Provided material:
◆ ◆ ◆ ◆

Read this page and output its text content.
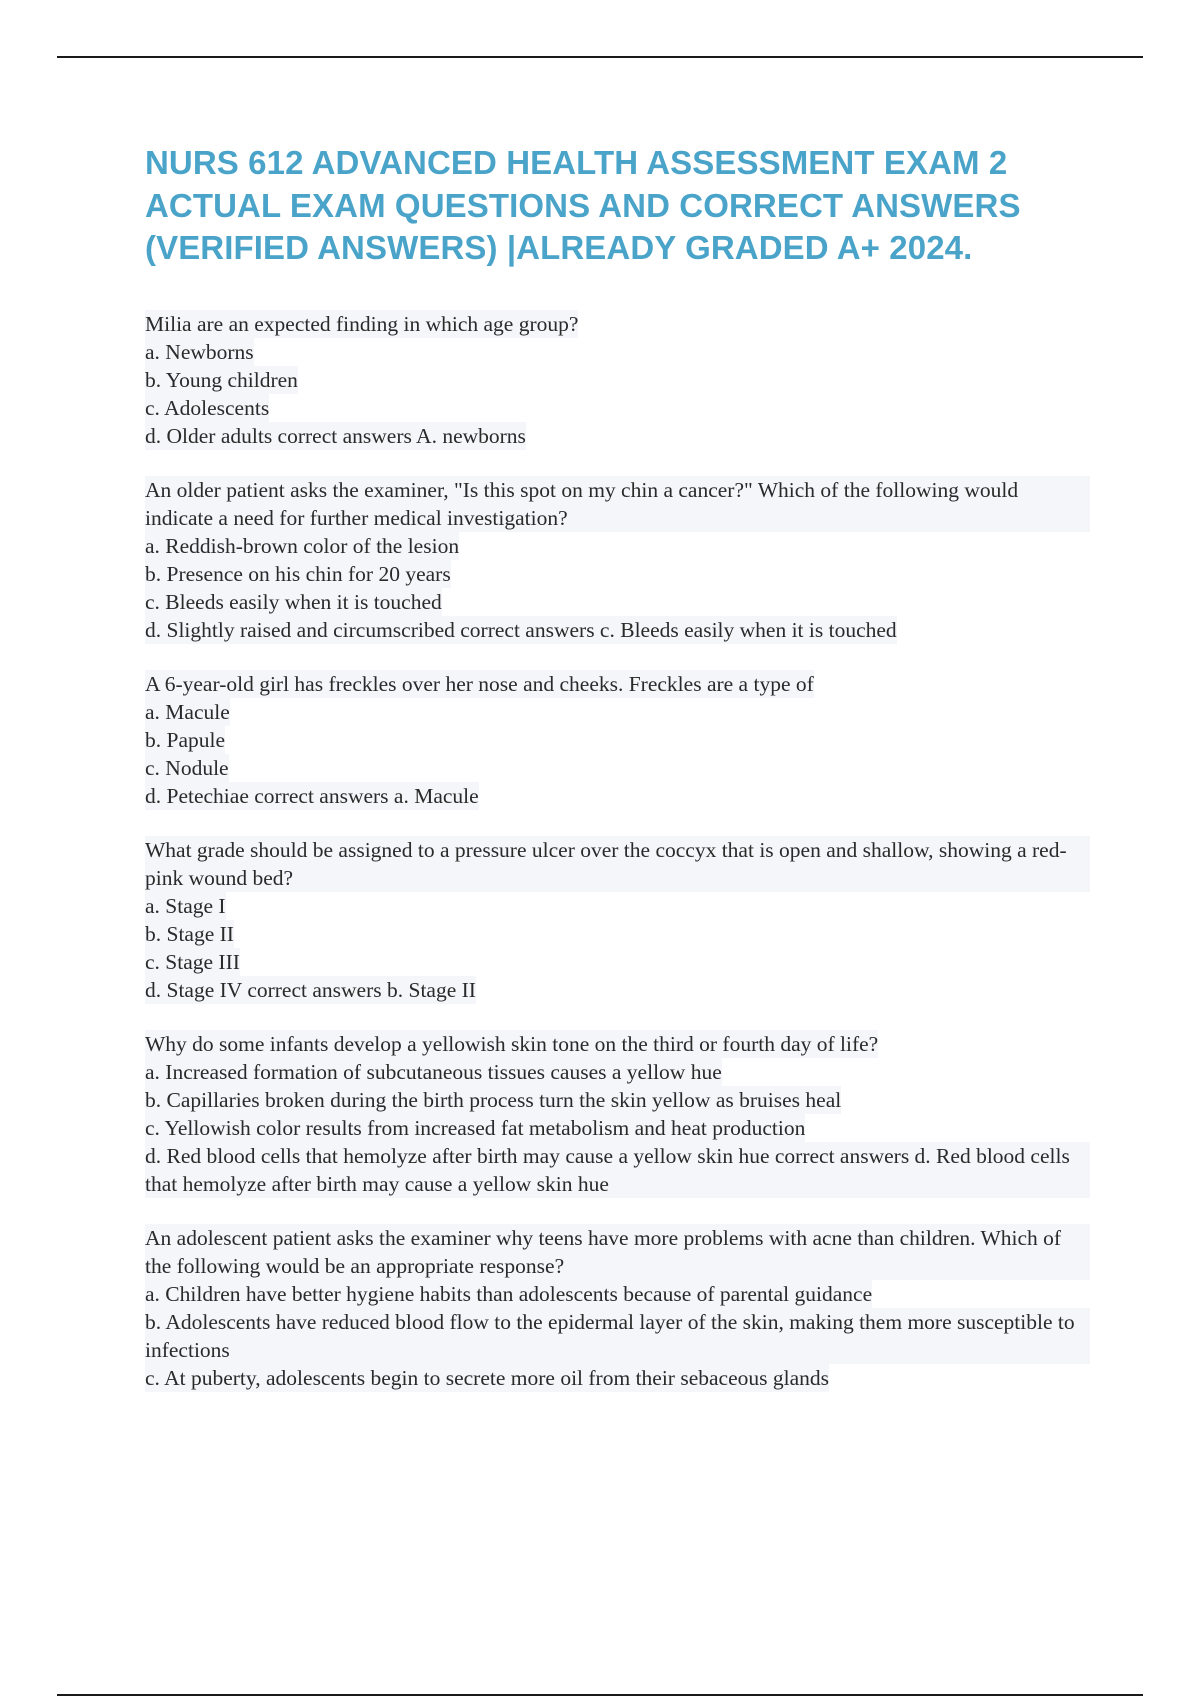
NURS 612 ADVANCED HEALTH ASSESSMENT EXAM 2 ACTUAL EXAM QUESTIONS AND CORRECT ANSWERS (VERIFIED ANSWERS) |ALREADY GRADED A+ 2024.

Milia are an expected finding in which age group?

a. Newborns

b. Young children

c. Adolescents

d. Older adults correct answers A. newborns

An older patient asks the examiner, "Is this spot on my chin a cancer?" Which of the following would indicate a need for further medical investigation?

a. Reddish-brown color of the lesion

b. Presence on his chin for 20 years

c. Bleeds easily when it is touched

d. Slightly raised and circumscribed correct answers c. Bleeds easily when it is touched

A 6-year-old girl has freckles over her nose and cheeks. Freckles are a type of

a. Macule

b. Papule

c. Nodule

d. Petechiae correct answers a. Macule

What grade should be assigned to a pressure ulcer over the coccyx that is open and shallow, showing a red-pink wound bed?

a. Stage I

b. Stage II

c. Stage III

d. Stage IV correct answers b. Stage II

Why do some infants develop a yellowish skin tone on the third or fourth day of life?

a. Increased formation of subcutaneous tissues causes a yellow hue

b. Capillaries broken during the birth process turn the skin yellow as bruises heal

c. Yellowish color results from increased fat metabolism and heat production

d. Red blood cells that hemolyze after birth may cause a yellow skin hue correct answers d. Red blood cells that hemolyze after birth may cause a yellow skin hue

An adolescent patient asks the examiner why teens have more problems with acne than children. Which of the following would be an appropriate response?

a. Children have better hygiene habits than adolescents because of parental guidance

b. Adolescents have reduced blood flow to the epidermal layer of the skin, making them more susceptible to infections

c. At puberty, adolescents begin to secrete more oil from their sebaceous glands
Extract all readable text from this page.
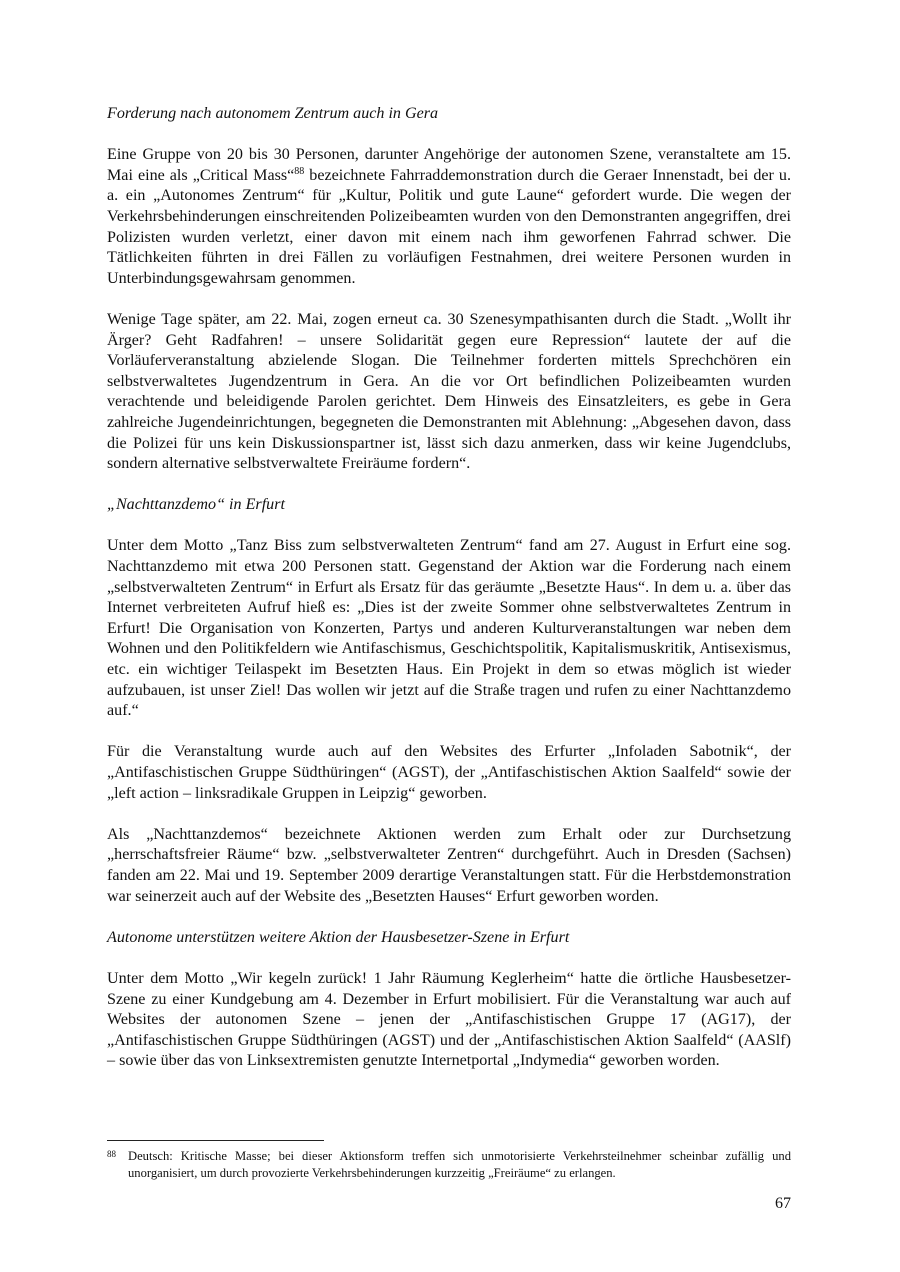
Forderung nach autonomem Zentrum auch in Gera

Eine Gruppe von 20 bis 30 Personen, darunter Angehörige der autonomen Szene, veranstaltete am 15. Mai eine als „Critical Mass“$^{88}$ bezeichnete Fahrraddemonstration durch die Geraer Innenstadt, bei der u. a. ein „Autonomes Zentrum“ für „Kultur, Politik und gute Laune“ gefordert wurde. Die wegen der Verkehrsbehinderungen einschreitenden Polizeibeamten wurden von den Demonstranten angegriffen, drei Polizisten wurden verletzt, einer davon mit einem nach ihm geworfenen Fahrrad schwer. Die Tätlichkeiten führten in drei Fällen zu vorläufigen Festnahmen, drei weitere Personen wurden in Unterbindungsgewahrsam genommen.

Wenige Tage später, am 22. Mai, zogen erneut ca. 30 Szenesympathisanten durch die Stadt. „Wollt ihr Ärger? Geht Radfahren! – unsere Solidarität gegen eure Repression“ lautete der auf die Vorläuferveranstaltung abzielende Slogan. Die Teilnehmer forderten mittels Sprechchören ein selbstverwaltetes Jugendzentrum in Gera. An die vor Ort befindlichen Polizeibeamten wurden verachtende und beleidigende Parolen gerichtet. Dem Hinweis des Einsatzleiters, es gebe in Gera zahlreiche Jugendeinrichtungen, begegneten die Demonstranten mit Ablehnung: „Abgesehen davon, dass die Polizei für uns kein Diskussionspartner ist, lässt sich dazu anmerken, dass wir keine Jugendclubs, sondern alternative selbstverwaltete Freiräume fordern“.

„Nachttanzdemo“ in Erfurt

Unter dem Motto „Tanz Biss zum selbstverwalteten Zentrum“ fand am 27. August in Erfurt eine sog. Nachttanzdemo mit etwa 200 Personen statt. Gegenstand der Aktion war die Forderung nach einem „selbstverwalteten Zentrum“ in Erfurt als Ersatz für das geräumte „Besetzte Haus“. In dem u. a. über das Internet verbreiteten Aufruf hieß es: „Dies ist der zweite Sommer ohne selbstverwaltetes Zentrum in Erfurt! Die Organisation von Konzerten, Partys und anderen Kulturveranstaltungen war neben dem Wohnen und den Politikfeldern wie Antifaschismus, Geschichtspolitik, Kapitalismuskritik, Antisexismus, etc. ein wichtiger Teilaspekt im Besetzten Haus. Ein Projekt in dem so etwas möglich ist wieder aufzubauen, ist unser Ziel! Das wollen wir jetzt auf die Straße tragen und rufen zu einer Nachttanzdemo auf.“

Für die Veranstaltung wurde auch auf den Websites des Erfurter „Infoladen Sabotnik“, der „Antifaschistischen Gruppe Südthüringen“ (AGST), der „Antifaschistischen Aktion Saalfeld“ sowie der „left action – linksradikale Gruppen in Leipzig“ geworben.

Als „Nachttanzdemos“ bezeichnete Aktionen werden zum Erhalt oder zur Durchsetzung „herrschaftsfreier Räume“ bzw. „selbstverwalteter Zentren“ durchgeführt. Auch in Dresden (Sachsen) fanden am 22. Mai und 19. September 2009 derartige Veranstaltungen statt. Für die Herbstdemonstration war seinerzeit auch auf der Website des „Besetzten Hauses“ Erfurt geworben worden.

Autonome unterstützen weitere Aktion der Hausbesetzer-Szene in Erfurt

Unter dem Motto „Wir kegeln zurück! 1 Jahr Räumung Keglerheim“ hatte die örtliche Hausbesetzer-Szene zu einer Kundgebung am 4. Dezember in Erfurt mobilisiert. Für die Veranstaltung war auch auf Websites der autonomen Szene – jenen der „Antifaschistischen Gruppe 17 (AG17), der „Antifaschistischen Gruppe Südthüringen (AGST) und der „Antifaschistischen Aktion Saalfeld“ (AASlf) – sowie über das von Linksextremisten genutzte Internetportal „Indymedia“ geworben worden.

88 Deutsch: Kritische Masse; bei dieser Aktionsform treffen sich unmotorisierte Verkehrsteilnehmer scheinbar zufällig und unorganisiert, um durch provozierte Verkehrsbehinderungen kurzzeitig „Freiräume“ zu erlangen.
67
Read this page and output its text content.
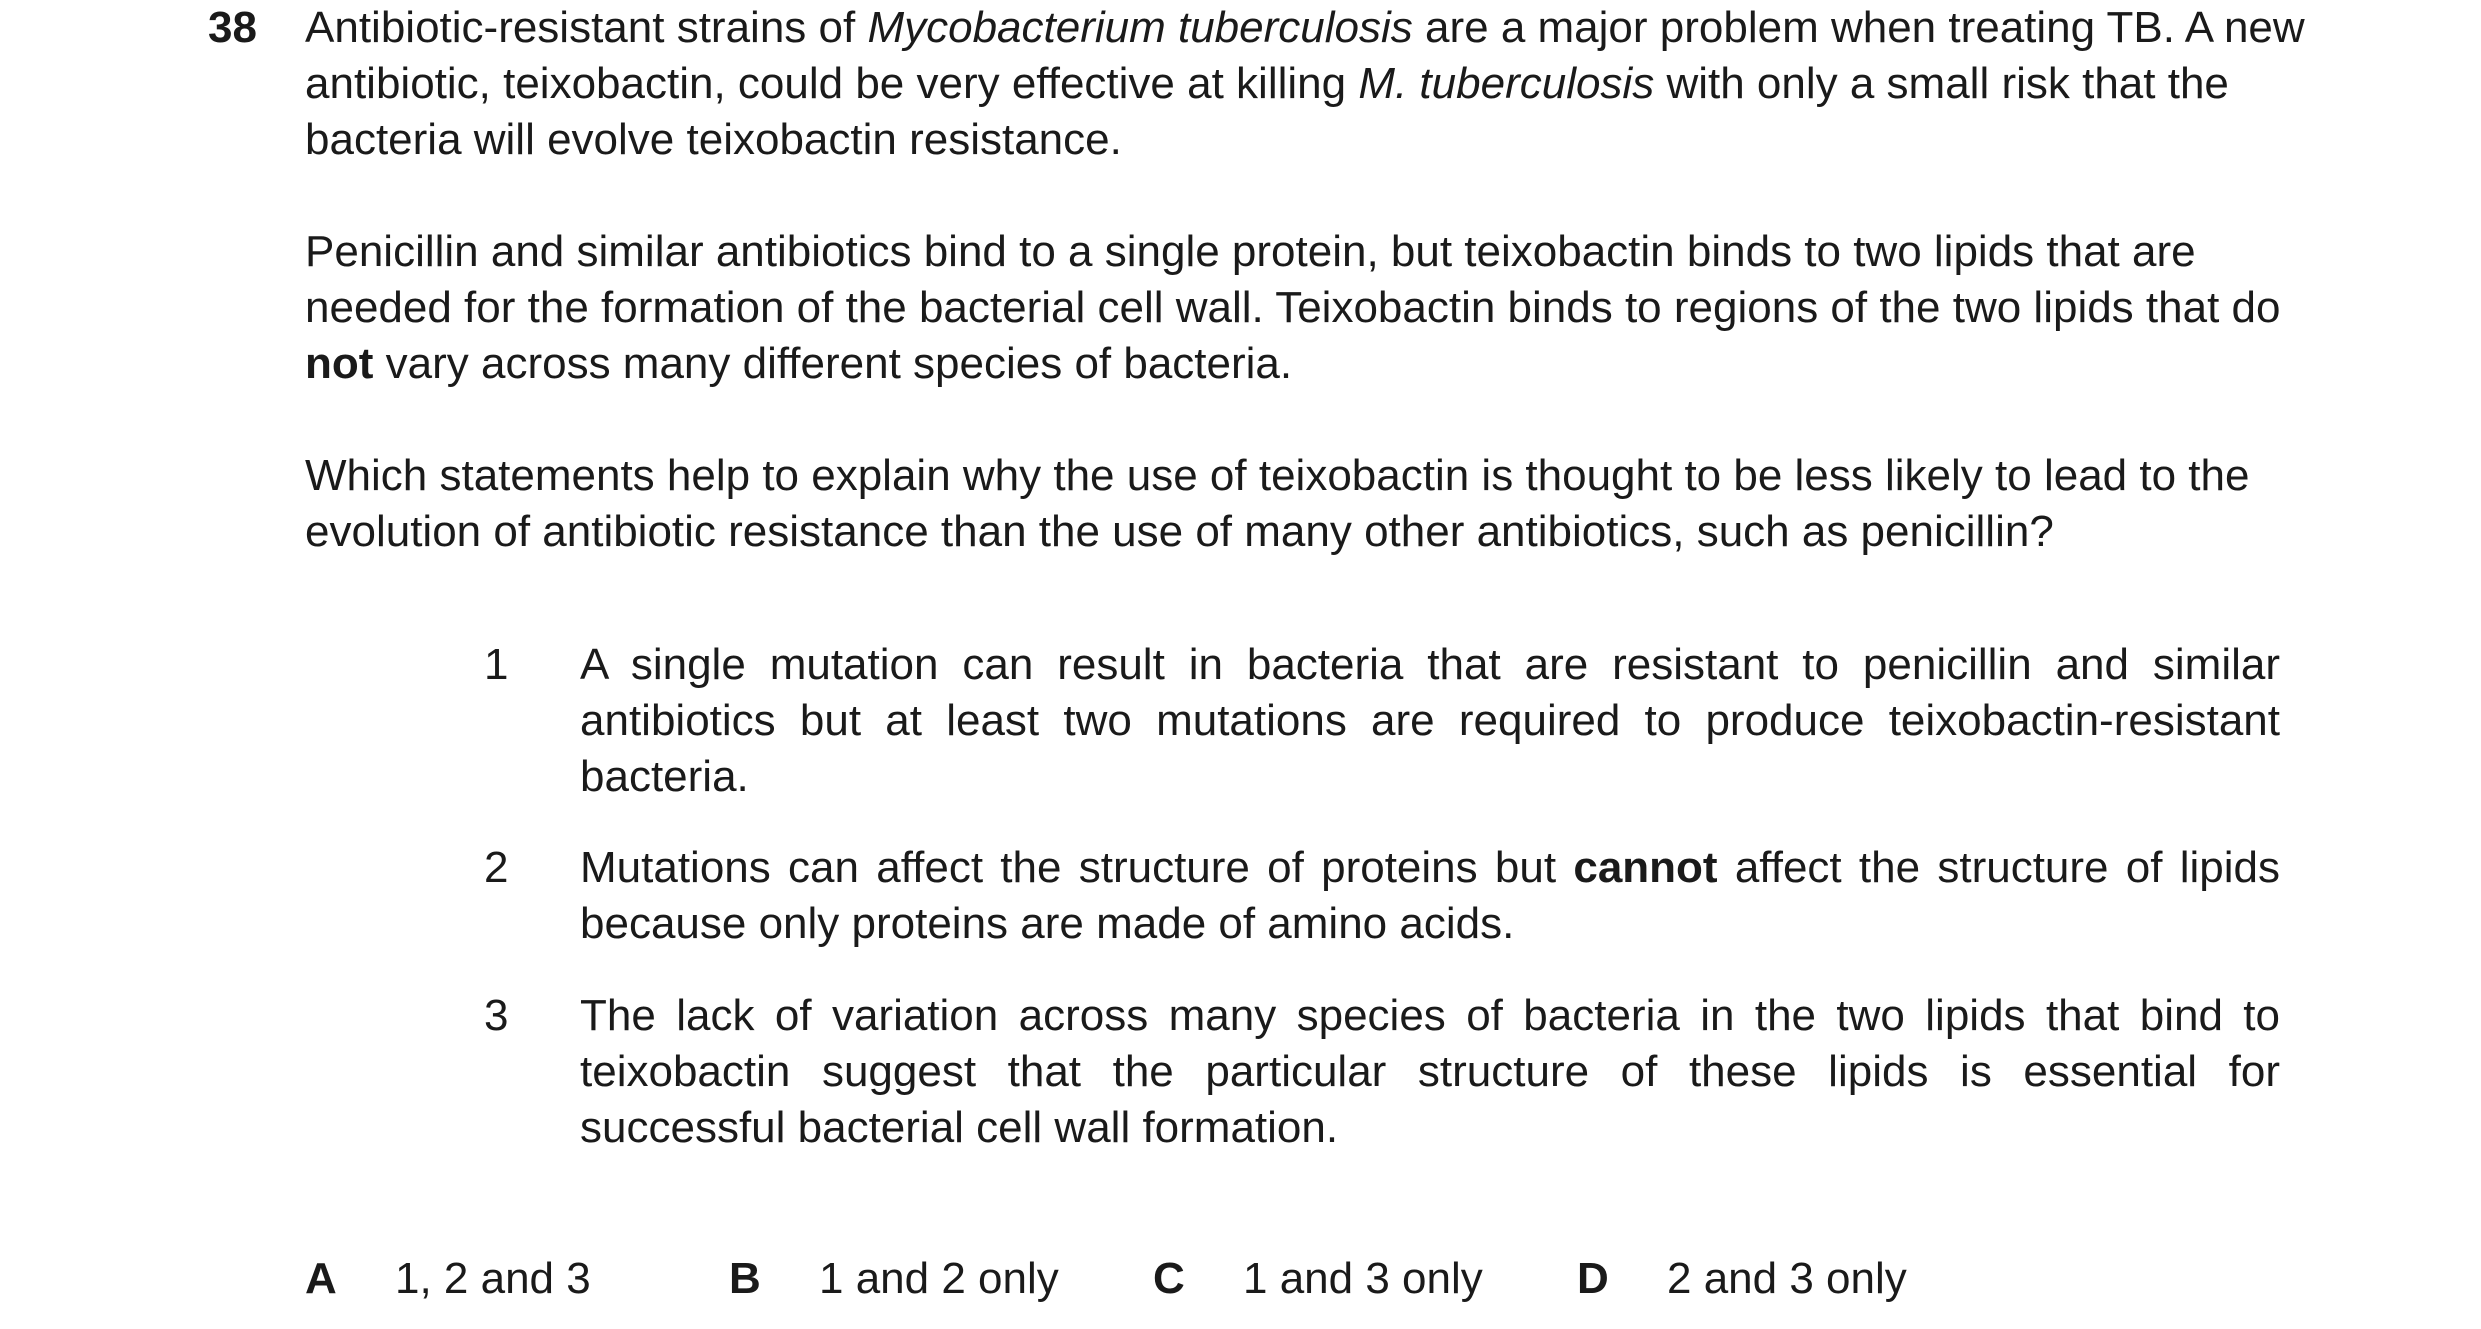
38 Antibiotic-resistant strains of Mycobacterium tuberculosis are a major problem when treating TB. A new antibiotic, teixobactin, could be very effective at killing M. tuberculosis with only a small risk that the bacteria will evolve teixobactin resistance.

Penicillin and similar antibiotics bind to a single protein, but teixobactin binds to two lipids that are needed for the formation of the bacterial cell wall. Teixobactin binds to regions of the two lipids that do not vary across many different species of bacteria.

Which statements help to explain why the use of teixobactin is thought to be less likely to lead to the evolution of antibiotic resistance than the use of many other antibiotics, such as penicillin?

1 A single mutation can result in bacteria that are resistant to penicillin and similar antibiotics but at least two mutations are required to produce teixobactin-resistant bacteria.

2 Mutations can affect the structure of proteins but cannot affect the structure of lipids because only proteins are made of amino acids.

3 The lack of variation across many species of bacteria in the two lipids that bind to teixobactin suggest that the particular structure of these lipids is essential for successful bacterial cell wall formation.

A 1, 2 and 3	B 1 and 2 only C 1 and 3 only D 2 and 3 only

◆ ◆ ◆ ◆

Look through the records and copy down every line that holds "structure".

2 Mutations can affect the structure of proteins but cannot affect the structure of lipids because only proteins are made of amino acids.
3 The lack of variation across many species of bacteria in the two lipids that bind to teixobactin suggest that the particular structure of these lipids is essential for successful bacterial cell wall formation.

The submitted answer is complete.